___ Source material
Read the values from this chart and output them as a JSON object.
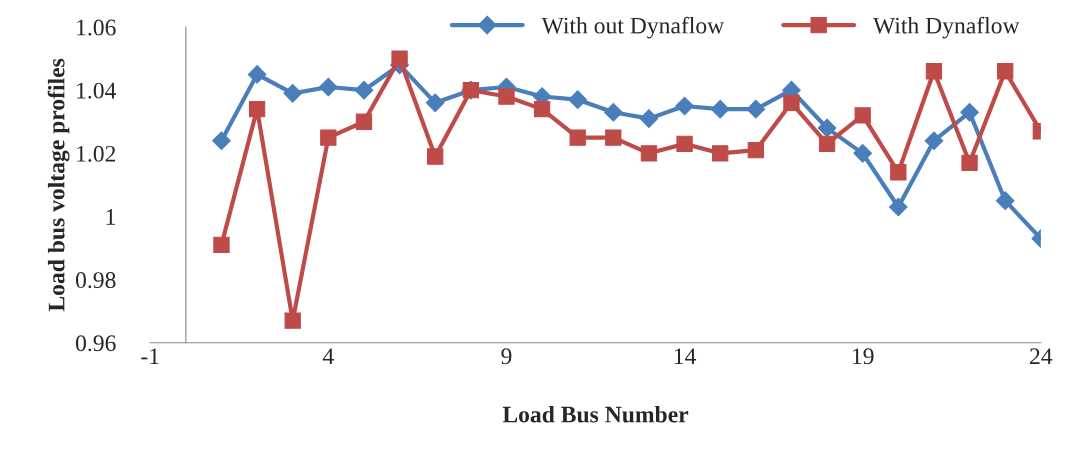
{
  "chart_data": {
    "type": "line",
    "xlabel": "Load Bus Number",
    "ylabel": "Load bus voltage profiles",
    "x": [
      1,
      2,
      3,
      4,
      5,
      6,
      7,
      8,
      9,
      10,
      11,
      12,
      13,
      14,
      15,
      16,
      17,
      18,
      19,
      20,
      21,
      22,
      23,
      24
    ],
    "series": [
      {
        "name": "With out Dynaflow",
        "color": "#4a7ebb",
        "marker": "diamond",
        "values": [
          1.024,
          1.045,
          1.039,
          1.041,
          1.04,
          1.048,
          1.036,
          1.04,
          1.041,
          1.038,
          1.037,
          1.033,
          1.031,
          1.035,
          1.034,
          1.034,
          1.04,
          1.028,
          1.02,
          1.003,
          1.024,
          1.033,
          1.005,
          0.993
        ]
      },
      {
        "name": "With Dynaflow",
        "color": "#be4b48",
        "marker": "square",
        "values": [
          0.991,
          1.034,
          0.967,
          1.025,
          1.03,
          1.05,
          1.019,
          1.04,
          1.038,
          1.034,
          1.025,
          1.025,
          1.02,
          1.023,
          1.02,
          1.021,
          1.036,
          1.023,
          1.032,
          1.014,
          1.046,
          1.017,
          1.046,
          1.027
        ]
      }
    ],
    "xlim": [
      -1,
      24
    ],
    "xticks": [
      -1,
      4,
      9,
      14,
      19,
      24
    ],
    "ylim": [
      0.96,
      1.06
    ],
    "yticks": [
      {
        "value": 0.96,
        "label": "0.96"
      },
      {
        "value": 0.98,
        "label": "0.98"
      },
      {
        "value": 1.0,
        "label": "1"
      },
      {
        "value": 1.02,
        "label": "1.02"
      },
      {
        "value": 1.04,
        "label": "1.04"
      },
      {
        "value": 1.06,
        "label": "1.06"
      }
    ],
    "grid": false,
    "legend": "top right",
    "line_style": "solid"
  }
}
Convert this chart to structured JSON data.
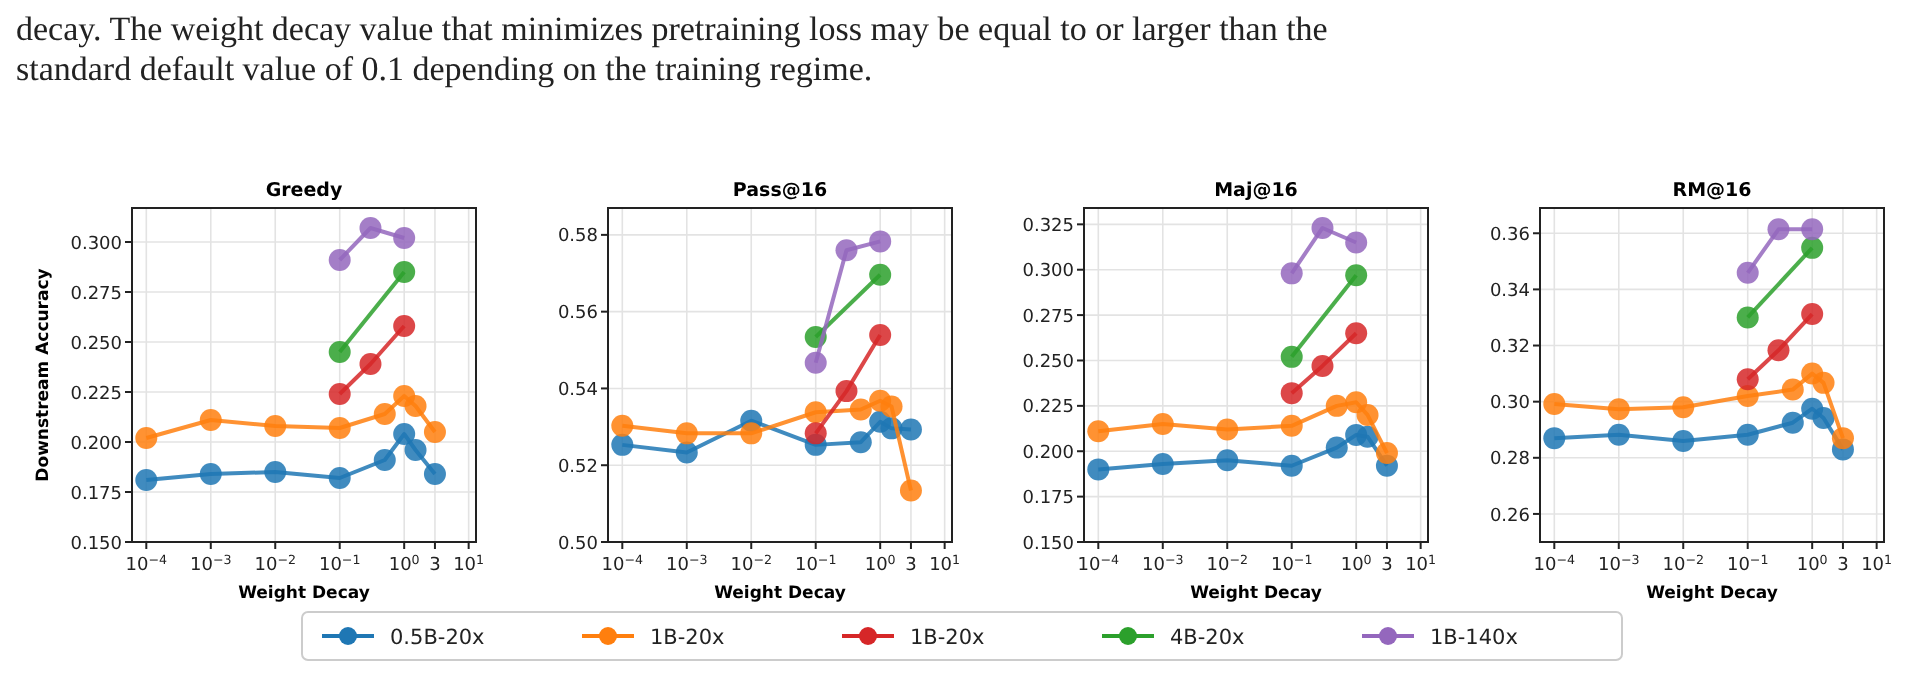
{
  "chart_data": [
    {
      "type": "line",
      "title": "Greedy",
      "xlabel": "Weight Decay",
      "ylabel": "Downstream Accuracy",
      "log": "x",
      "grid": true,
      "marker": "circle",
      "legend": "bottom",
      "annotations": [
        "decay. The weight decay value that minimizes pretraining loss may be equal to or larger than the",
        "standard default value of 0.1 depending on the training regime."
      ],
      "xlim": [
        6e-05,
        13
      ],
      "xticks": [
        {
          "value": 0.0001,
          "label": "10$^{−4}$"
        },
        {
          "value": 0.001,
          "label": "10$^{−3}$"
        },
        {
          "value": 0.01,
          "label": "10$^{−2}$"
        },
        {
          "value": 0.1,
          "label": "10$^{−1}$"
        },
        {
          "value": 1,
          "label": "10$^{0}$"
        },
        {
          "value": 3,
          "label": "3"
        },
        {
          "value": 10,
          "label": "10$^{1}$"
        }
      ],
      "ylim": [
        0.15,
        0.317
      ],
      "yticks": [
        {
          "value": 0.15,
          "label": "0.150"
        },
        {
          "value": 0.175,
          "label": "0.175"
        },
        {
          "value": 0.2,
          "label": "0.200"
        },
        {
          "value": 0.225,
          "label": "0.225"
        },
        {
          "value": 0.25,
          "label": "0.250"
        },
        {
          "value": 0.275,
          "label": "0.275"
        },
        {
          "value": 0.3,
          "label": "0.300"
        }
      ],
      "series": [
        {
          "name": "0.5B-20x",
          "color": "#1f77b4",
          "x": [
            0.0001,
            0.001,
            0.01,
            0.1,
            0.5,
            1,
            1.5,
            3
          ],
          "values": [
            0.181,
            0.184,
            0.185,
            0.182,
            0.191,
            0.204,
            0.196,
            0.184
          ]
        },
        {
          "name": "1B-20x",
          "color": "#ff7f0e",
          "x": [
            0.0001,
            0.001,
            0.01,
            0.1,
            0.5,
            1,
            1.5,
            3
          ],
          "values": [
            0.202,
            0.211,
            0.208,
            0.207,
            0.214,
            0.223,
            0.218,
            0.205
          ]
        },
        {
          "name": "1B-20x",
          "color": "#d62728",
          "x": [
            0.1,
            0.3,
            1
          ],
          "values": [
            0.224,
            0.239,
            0.258
          ]
        },
        {
          "name": "4B-20x",
          "color": "#2ca02c",
          "x": [
            0.1,
            1
          ],
          "values": [
            0.245,
            0.285
          ]
        },
        {
          "name": "1B-140x",
          "color": "#9467bd",
          "x": [
            0.1,
            0.3,
            1
          ],
          "values": [
            0.291,
            0.307,
            0.302
          ]
        }
      ]
    },
    {
      "type": "line",
      "title": "Pass@16",
      "xlabel": "Weight Decay",
      "log": "x",
      "grid": true,
      "marker": "circle",
      "xlim": [
        6e-05,
        13
      ],
      "xticks": [
        {
          "value": 0.0001,
          "label": "10$^{−4}$"
        },
        {
          "value": 0.001,
          "label": "10$^{−3}$"
        },
        {
          "value": 0.01,
          "label": "10$^{−2}$"
        },
        {
          "value": 0.1,
          "label": "10$^{−1}$"
        },
        {
          "value": 1,
          "label": "10$^{0}$"
        },
        {
          "value": 3,
          "label": "3"
        },
        {
          "value": 10,
          "label": "10$^{1}$"
        }
      ],
      "ylim": [
        0.5,
        0.587
      ],
      "yticks": [
        {
          "value": 0.5,
          "label": "0.50"
        },
        0.52,
        0.54,
        0.56,
        0.58
      ],
      "series": [
        {
          "color": "#1f77b4",
          "x": [
            0.0001,
            0.001,
            0.01,
            0.1,
            0.5,
            1,
            1.5,
            3
          ],
          "values": [
            0.5253,
            0.5233,
            0.5316,
            0.5253,
            0.526,
            0.5313,
            0.5296,
            0.5293
          ]
        },
        {
          "color": "#ff7f0e",
          "x": [
            0.0001,
            0.001,
            0.01,
            0.1,
            0.5,
            1,
            1.5,
            3
          ],
          "values": [
            0.5303,
            0.5283,
            0.5283,
            0.5338,
            0.5345,
            0.5368,
            0.5353,
            0.5134
          ]
        },
        {
          "color": "#d62728",
          "x": [
            0.1,
            0.3,
            1
          ],
          "values": [
            0.5283,
            0.5393,
            0.5539
          ]
        },
        {
          "color": "#2ca02c",
          "x": [
            0.1,
            1
          ],
          "values": [
            0.5534,
            0.5696
          ]
        },
        {
          "color": "#9467bd",
          "x": [
            0.1,
            0.3,
            1
          ],
          "values": [
            0.5467,
            0.576,
            0.5783
          ]
        }
      ]
    },
    {
      "type": "line",
      "title": "Maj@16",
      "xlabel": "Weight Decay",
      "log": "x",
      "grid": true,
      "marker": "circle",
      "xlim": [
        6e-05,
        13
      ],
      "xticks": [
        {
          "value": 0.0001,
          "label": "10$^{−4}$"
        },
        {
          "value": 0.001,
          "label": "10$^{−3}$"
        },
        {
          "value": 0.01,
          "label": "10$^{−2}$"
        },
        {
          "value": 0.1,
          "label": "10$^{−1}$"
        },
        {
          "value": 1,
          "label": "10$^{0}$"
        },
        {
          "value": 3,
          "label": "3"
        },
        {
          "value": 10,
          "label": "10$^{1}$"
        }
      ],
      "ylim": [
        0.15,
        0.334
      ],
      "yticks": [
        {
          "value": 0.15,
          "label": "0.150"
        },
        {
          "value": 0.175,
          "label": "0.175"
        },
        {
          "value": 0.2,
          "label": "0.200"
        },
        {
          "value": 0.225,
          "label": "0.225"
        },
        {
          "value": 0.25,
          "label": "0.250"
        },
        {
          "value": 0.275,
          "label": "0.275"
        },
        {
          "value": 0.3,
          "label": "0.300"
        },
        {
          "value": 0.325,
          "label": "0.325"
        }
      ],
      "series": [
        {
          "color": "#1f77b4",
          "x": [
            0.0001,
            0.001,
            0.01,
            0.1,
            0.5,
            1,
            1.5,
            3
          ],
          "values": [
            0.19,
            0.193,
            0.195,
            0.192,
            0.202,
            0.209,
            0.208,
            0.192
          ]
        },
        {
          "color": "#ff7f0e",
          "x": [
            0.0001,
            0.001,
            0.01,
            0.1,
            0.5,
            1,
            1.5,
            3
          ],
          "values": [
            0.211,
            0.215,
            0.212,
            0.214,
            0.225,
            0.227,
            0.22,
            0.199
          ]
        },
        {
          "color": "#d62728",
          "x": [
            0.1,
            0.3,
            1
          ],
          "values": [
            0.232,
            0.247,
            0.265
          ]
        },
        {
          "color": "#2ca02c",
          "x": [
            0.1,
            1
          ],
          "values": [
            0.252,
            0.297
          ]
        },
        {
          "color": "#9467bd",
          "x": [
            0.1,
            0.3,
            1
          ],
          "values": [
            0.298,
            0.323,
            0.315
          ]
        }
      ]
    },
    {
      "type": "line",
      "title": "RM@16",
      "xlabel": "Weight Decay",
      "log": "x",
      "grid": true,
      "marker": "circle",
      "xlim": [
        6e-05,
        13
      ],
      "xticks": [
        {
          "value": 0.0001,
          "label": "10$^{−4}$"
        },
        {
          "value": 0.001,
          "label": "10$^{−3}$"
        },
        {
          "value": 0.01,
          "label": "10$^{−2}$"
        },
        {
          "value": 0.1,
          "label": "10$^{−1}$"
        },
        {
          "value": 1,
          "label": "10$^{0}$"
        },
        {
          "value": 3,
          "label": "3"
        },
        {
          "value": 10,
          "label": "10$^{1}$"
        }
      ],
      "ylim": [
        0.25,
        0.369
      ],
      "yticks": [
        0.26,
        0.28,
        {
          "value": 0.3,
          "label": "0.30"
        },
        0.32,
        0.34,
        0.36
      ],
      "series": [
        {
          "color": "#1f77b4",
          "x": [
            0.0001,
            0.001,
            0.01,
            0.1,
            0.5,
            1,
            1.5,
            3
          ],
          "values": [
            0.287,
            0.2882,
            0.286,
            0.2882,
            0.2925,
            0.2975,
            0.2942,
            0.283
          ]
        },
        {
          "color": "#ff7f0e",
          "x": [
            0.0001,
            0.001,
            0.01,
            0.1,
            0.5,
            1,
            1.5,
            3
          ],
          "values": [
            0.2992,
            0.2973,
            0.298,
            0.302,
            0.3043,
            0.31,
            0.3067,
            0.287
          ]
        },
        {
          "color": "#d62728",
          "x": [
            0.1,
            0.3,
            1
          ],
          "values": [
            0.308,
            0.3183,
            0.3312
          ]
        },
        {
          "color": "#2ca02c",
          "x": [
            0.1,
            1
          ],
          "values": [
            0.33,
            0.3548
          ]
        },
        {
          "color": "#9467bd",
          "x": [
            0.1,
            0.3,
            1
          ],
          "values": [
            0.3459,
            0.3614,
            0.3614
          ]
        }
      ]
    }
  ]
}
______
What is the number of lines holding the word "With"? State it alone.

2